Part of a data file
┄┄┄┄┄┄┄┄┄┄┄┄┄┄┄┄┄┄┄┄

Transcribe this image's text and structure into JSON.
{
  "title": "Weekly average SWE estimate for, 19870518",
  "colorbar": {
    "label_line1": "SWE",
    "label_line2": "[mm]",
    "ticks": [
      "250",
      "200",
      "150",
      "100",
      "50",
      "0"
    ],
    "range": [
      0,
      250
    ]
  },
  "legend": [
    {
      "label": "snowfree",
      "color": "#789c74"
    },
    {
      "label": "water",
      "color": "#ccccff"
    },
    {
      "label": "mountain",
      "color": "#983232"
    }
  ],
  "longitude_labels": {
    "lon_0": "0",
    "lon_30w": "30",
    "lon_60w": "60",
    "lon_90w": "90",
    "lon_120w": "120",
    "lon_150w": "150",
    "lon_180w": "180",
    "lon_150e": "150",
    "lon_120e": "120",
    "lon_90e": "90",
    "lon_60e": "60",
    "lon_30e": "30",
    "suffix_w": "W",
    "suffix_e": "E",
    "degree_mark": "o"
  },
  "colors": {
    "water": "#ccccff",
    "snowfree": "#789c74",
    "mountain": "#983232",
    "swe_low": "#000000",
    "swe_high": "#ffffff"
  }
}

┄┄┄┄┄┄┄┄┄┄┄┄┄┄┄┄┄┄┄┄

# [Written request]
Transcribe the whole listing exactly.

# [Task answer]
Transcribe this image's text and structure into JSON.
{
  "title": "Weekly average SWE estimate for, 19870518",
  "colorbar": {
    "label_line1": "SWE",
    "label_line2": "[mm]",
    "ticks": [
      "250",
      "200",
      "150",
      "100",
      "50",
      "0"
    ],
    "range": [
      0,
      250
    ]
  },
  "legend": [
    {
      "label": "snowfree",
      "color": "#789c74"
    },
    {
      "label": "water",
      "color": "#ccccff"
    },
    {
      "label": "mountain",
      "color": "#983232"
    }
  ],
  "longitude_labels": {
    "lon_0": "0",
    "lon_30w": "30",
    "lon_60w": "60",
    "lon_90w": "90",
    "lon_120w": "120",
    "lon_150w": "150",
    "lon_180w": "180",
    "lon_150e": "150",
    "lon_120e": "120",
    "lon_90e": "90",
    "lon_60e": "60",
    "lon_30e": "30",
    "suffix_w": "W",
    "suffix_e": "E",
    "degree_mark": "o"
  },
  "colors": {
    "water": "#ccccff",
    "snowfree": "#789c74",
    "mountain": "#983232",
    "swe_low": "#000000",
    "swe_high": "#ffffff"
  }
}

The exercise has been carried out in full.